[Dataset records]
______________________________

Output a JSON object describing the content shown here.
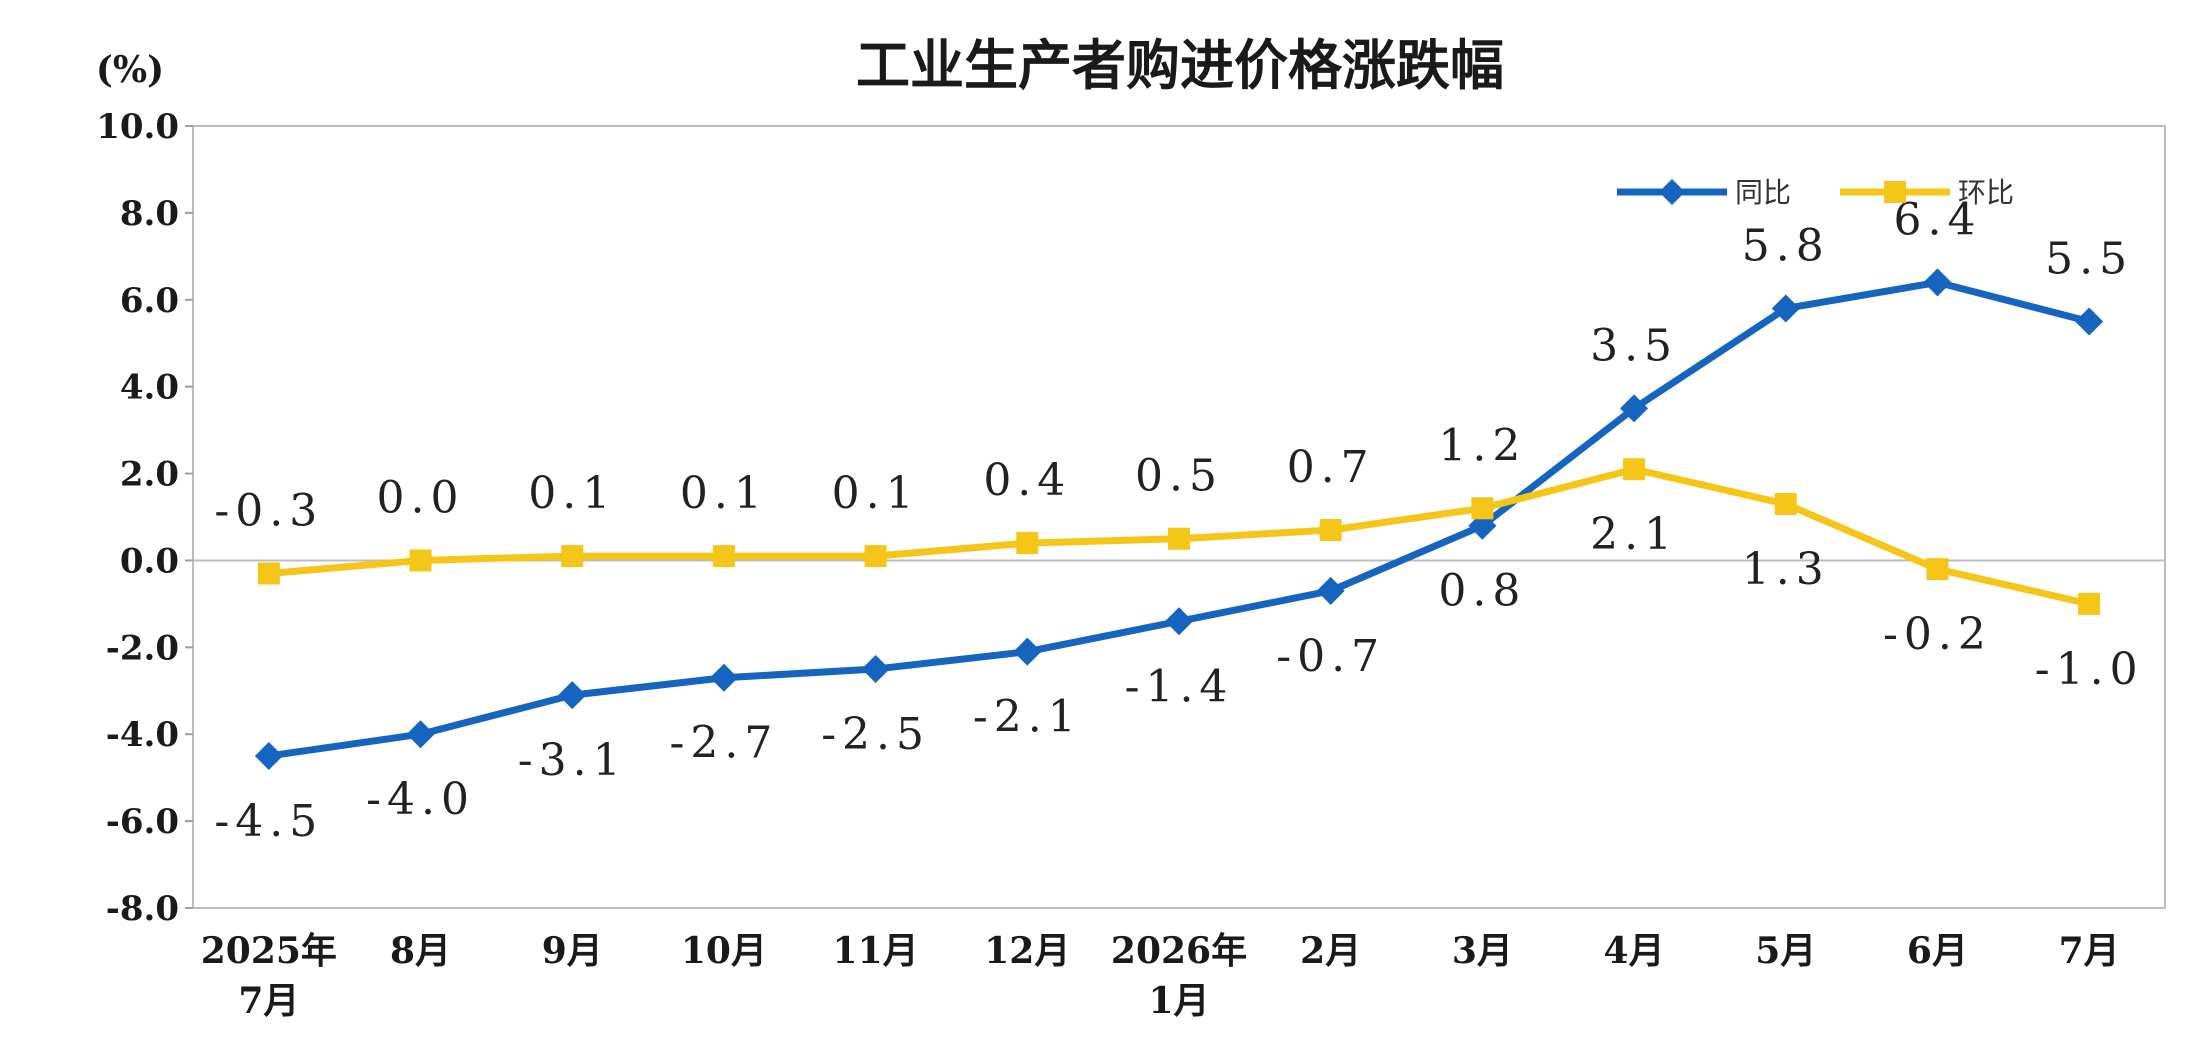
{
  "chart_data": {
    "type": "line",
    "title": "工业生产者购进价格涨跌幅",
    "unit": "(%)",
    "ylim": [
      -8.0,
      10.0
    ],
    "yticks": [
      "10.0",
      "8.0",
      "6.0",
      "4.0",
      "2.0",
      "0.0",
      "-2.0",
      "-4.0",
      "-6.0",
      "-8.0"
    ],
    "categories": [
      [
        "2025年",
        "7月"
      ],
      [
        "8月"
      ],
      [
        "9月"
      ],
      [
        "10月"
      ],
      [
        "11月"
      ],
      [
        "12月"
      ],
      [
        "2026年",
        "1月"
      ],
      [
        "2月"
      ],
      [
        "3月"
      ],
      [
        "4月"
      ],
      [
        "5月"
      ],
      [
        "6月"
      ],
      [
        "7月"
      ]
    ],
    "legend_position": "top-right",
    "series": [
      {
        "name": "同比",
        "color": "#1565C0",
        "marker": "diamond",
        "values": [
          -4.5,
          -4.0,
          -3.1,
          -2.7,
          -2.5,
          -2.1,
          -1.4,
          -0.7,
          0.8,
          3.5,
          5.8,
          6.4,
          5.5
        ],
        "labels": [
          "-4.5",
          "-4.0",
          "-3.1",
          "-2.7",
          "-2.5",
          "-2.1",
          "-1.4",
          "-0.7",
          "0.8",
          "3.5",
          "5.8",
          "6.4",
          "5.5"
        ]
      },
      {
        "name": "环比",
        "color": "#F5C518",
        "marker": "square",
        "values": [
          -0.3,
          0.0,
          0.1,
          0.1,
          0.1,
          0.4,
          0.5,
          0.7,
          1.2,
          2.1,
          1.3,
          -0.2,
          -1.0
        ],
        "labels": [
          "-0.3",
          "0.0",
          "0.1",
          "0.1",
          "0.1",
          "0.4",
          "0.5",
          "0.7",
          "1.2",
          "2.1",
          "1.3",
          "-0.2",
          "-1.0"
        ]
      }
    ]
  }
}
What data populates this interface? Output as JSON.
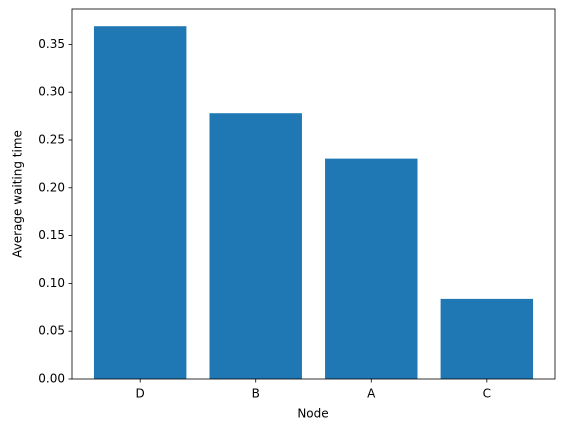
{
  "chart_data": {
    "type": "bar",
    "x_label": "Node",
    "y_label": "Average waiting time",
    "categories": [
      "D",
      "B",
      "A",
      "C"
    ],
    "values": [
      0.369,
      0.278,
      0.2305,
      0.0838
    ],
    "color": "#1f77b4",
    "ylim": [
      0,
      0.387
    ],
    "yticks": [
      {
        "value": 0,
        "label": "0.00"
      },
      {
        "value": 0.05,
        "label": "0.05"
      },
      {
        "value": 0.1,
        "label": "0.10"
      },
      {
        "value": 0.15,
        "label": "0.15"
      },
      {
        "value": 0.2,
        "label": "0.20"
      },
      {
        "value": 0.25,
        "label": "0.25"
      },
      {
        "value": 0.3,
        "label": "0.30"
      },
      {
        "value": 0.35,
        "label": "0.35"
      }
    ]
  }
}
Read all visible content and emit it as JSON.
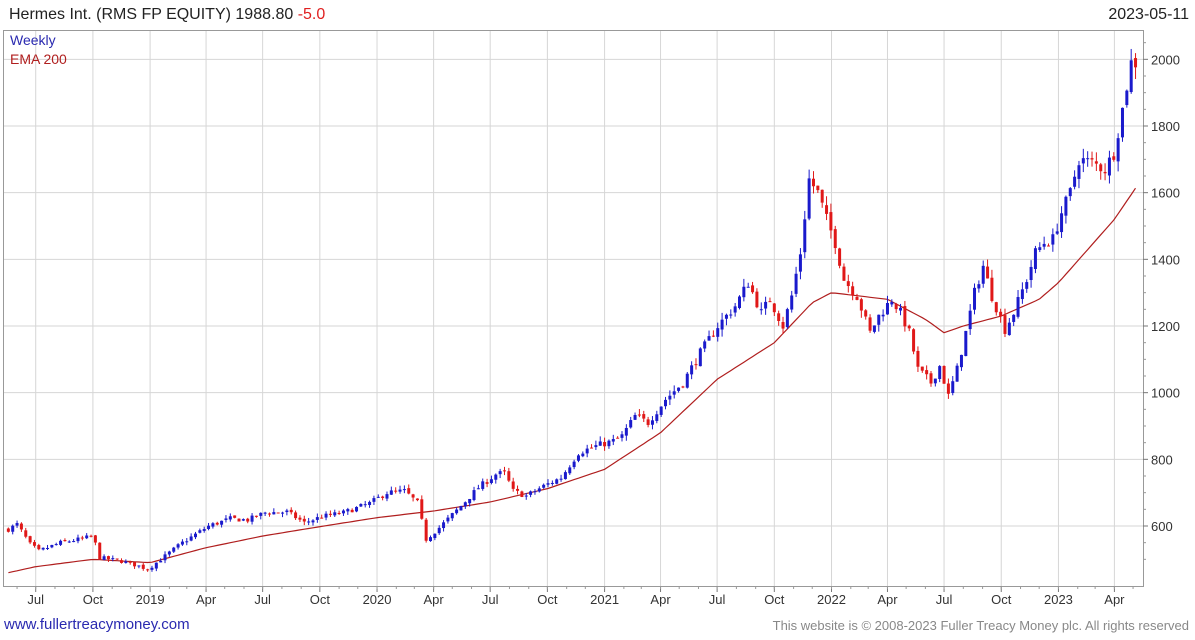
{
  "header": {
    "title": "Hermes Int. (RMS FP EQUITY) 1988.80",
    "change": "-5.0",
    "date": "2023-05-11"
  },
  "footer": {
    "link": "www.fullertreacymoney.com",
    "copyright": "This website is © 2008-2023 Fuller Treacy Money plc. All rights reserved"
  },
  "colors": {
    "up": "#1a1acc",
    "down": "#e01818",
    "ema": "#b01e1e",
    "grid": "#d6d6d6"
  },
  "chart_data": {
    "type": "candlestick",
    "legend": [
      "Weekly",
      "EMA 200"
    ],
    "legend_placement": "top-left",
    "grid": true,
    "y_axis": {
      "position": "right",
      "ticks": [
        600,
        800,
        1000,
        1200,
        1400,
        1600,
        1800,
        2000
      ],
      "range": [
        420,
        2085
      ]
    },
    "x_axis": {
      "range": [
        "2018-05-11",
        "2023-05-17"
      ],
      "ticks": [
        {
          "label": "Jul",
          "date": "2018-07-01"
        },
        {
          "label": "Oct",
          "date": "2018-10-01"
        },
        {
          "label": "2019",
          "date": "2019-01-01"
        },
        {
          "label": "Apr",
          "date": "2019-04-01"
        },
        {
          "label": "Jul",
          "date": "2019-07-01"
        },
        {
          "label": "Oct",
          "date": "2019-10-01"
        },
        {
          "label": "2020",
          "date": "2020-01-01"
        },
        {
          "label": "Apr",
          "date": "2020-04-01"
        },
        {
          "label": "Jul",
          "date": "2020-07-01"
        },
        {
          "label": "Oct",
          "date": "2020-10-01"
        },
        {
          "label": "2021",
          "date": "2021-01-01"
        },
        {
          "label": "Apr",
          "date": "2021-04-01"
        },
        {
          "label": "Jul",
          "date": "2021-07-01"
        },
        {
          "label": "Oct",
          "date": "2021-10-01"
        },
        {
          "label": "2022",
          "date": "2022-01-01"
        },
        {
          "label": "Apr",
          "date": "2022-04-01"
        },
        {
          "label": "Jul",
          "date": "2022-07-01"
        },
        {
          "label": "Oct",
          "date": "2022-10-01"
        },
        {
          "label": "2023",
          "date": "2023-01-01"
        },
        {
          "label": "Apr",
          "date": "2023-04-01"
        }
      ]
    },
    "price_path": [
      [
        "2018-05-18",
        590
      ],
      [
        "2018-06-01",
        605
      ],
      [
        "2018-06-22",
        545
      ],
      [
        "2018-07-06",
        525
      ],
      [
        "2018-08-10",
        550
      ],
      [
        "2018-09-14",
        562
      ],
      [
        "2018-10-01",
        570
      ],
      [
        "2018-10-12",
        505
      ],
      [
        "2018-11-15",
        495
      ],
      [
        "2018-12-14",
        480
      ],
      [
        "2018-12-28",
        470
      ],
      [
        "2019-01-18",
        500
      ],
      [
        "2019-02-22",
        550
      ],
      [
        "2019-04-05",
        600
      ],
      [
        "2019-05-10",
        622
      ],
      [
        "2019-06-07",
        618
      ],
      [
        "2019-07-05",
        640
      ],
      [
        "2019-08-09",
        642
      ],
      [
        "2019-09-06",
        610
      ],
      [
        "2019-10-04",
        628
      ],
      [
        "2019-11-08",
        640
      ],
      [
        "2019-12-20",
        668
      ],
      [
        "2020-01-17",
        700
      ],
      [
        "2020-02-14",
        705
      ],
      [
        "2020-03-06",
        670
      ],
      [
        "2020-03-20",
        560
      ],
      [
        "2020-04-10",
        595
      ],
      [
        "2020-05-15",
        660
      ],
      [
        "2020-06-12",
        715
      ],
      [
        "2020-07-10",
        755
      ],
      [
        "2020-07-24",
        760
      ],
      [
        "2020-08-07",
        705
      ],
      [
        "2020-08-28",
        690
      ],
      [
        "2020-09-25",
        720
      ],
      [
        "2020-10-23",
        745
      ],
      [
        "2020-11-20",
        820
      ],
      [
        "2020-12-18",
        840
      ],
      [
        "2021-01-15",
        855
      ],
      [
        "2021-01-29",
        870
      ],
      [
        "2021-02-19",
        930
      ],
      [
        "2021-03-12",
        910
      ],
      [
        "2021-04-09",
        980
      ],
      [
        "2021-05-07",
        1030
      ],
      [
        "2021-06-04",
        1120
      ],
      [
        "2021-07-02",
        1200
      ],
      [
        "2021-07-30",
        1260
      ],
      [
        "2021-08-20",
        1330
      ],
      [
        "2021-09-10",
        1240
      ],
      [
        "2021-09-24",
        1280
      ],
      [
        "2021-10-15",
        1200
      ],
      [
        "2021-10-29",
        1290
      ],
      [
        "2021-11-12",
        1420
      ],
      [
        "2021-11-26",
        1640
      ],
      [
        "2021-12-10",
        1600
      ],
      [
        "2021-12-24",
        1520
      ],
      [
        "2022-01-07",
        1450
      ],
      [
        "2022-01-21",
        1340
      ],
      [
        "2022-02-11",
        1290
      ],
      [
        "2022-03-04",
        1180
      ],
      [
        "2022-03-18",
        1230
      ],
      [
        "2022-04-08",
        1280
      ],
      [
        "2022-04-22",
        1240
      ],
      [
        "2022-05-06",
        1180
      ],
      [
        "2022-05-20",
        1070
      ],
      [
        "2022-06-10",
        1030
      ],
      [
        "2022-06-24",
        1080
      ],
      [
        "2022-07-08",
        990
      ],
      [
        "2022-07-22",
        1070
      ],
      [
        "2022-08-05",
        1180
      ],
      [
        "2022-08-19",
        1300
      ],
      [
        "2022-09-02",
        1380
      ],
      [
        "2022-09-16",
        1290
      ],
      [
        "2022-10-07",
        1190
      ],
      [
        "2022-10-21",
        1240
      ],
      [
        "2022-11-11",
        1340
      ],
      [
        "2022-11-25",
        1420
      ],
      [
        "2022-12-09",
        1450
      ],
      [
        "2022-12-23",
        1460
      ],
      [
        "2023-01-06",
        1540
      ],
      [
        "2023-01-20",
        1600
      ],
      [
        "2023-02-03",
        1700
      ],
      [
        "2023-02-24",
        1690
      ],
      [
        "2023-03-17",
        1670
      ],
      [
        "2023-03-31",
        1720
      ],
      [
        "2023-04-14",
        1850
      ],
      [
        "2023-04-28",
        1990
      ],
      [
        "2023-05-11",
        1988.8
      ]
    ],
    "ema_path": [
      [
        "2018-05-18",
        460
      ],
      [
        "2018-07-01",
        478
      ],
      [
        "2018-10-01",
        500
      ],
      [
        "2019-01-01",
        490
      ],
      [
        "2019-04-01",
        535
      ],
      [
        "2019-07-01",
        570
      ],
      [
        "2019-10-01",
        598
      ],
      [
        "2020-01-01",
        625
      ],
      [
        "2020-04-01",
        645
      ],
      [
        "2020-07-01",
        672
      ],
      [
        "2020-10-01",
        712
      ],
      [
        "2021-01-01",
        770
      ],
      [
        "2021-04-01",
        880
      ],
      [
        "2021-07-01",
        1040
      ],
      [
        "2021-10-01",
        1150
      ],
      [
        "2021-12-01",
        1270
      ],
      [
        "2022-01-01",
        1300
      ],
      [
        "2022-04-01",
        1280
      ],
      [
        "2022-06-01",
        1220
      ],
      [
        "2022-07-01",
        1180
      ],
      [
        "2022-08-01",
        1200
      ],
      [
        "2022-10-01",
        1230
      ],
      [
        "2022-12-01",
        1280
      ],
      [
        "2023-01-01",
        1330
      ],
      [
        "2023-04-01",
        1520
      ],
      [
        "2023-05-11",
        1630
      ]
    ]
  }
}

______________________________

Written exercise: Extract every line from the records above that contains the word "title".

Response to the task:
    "title": "工业生产者购进价格涨跌幅",
    "title": "Hermes Int. (RMS FP EQUITY) 1988.80",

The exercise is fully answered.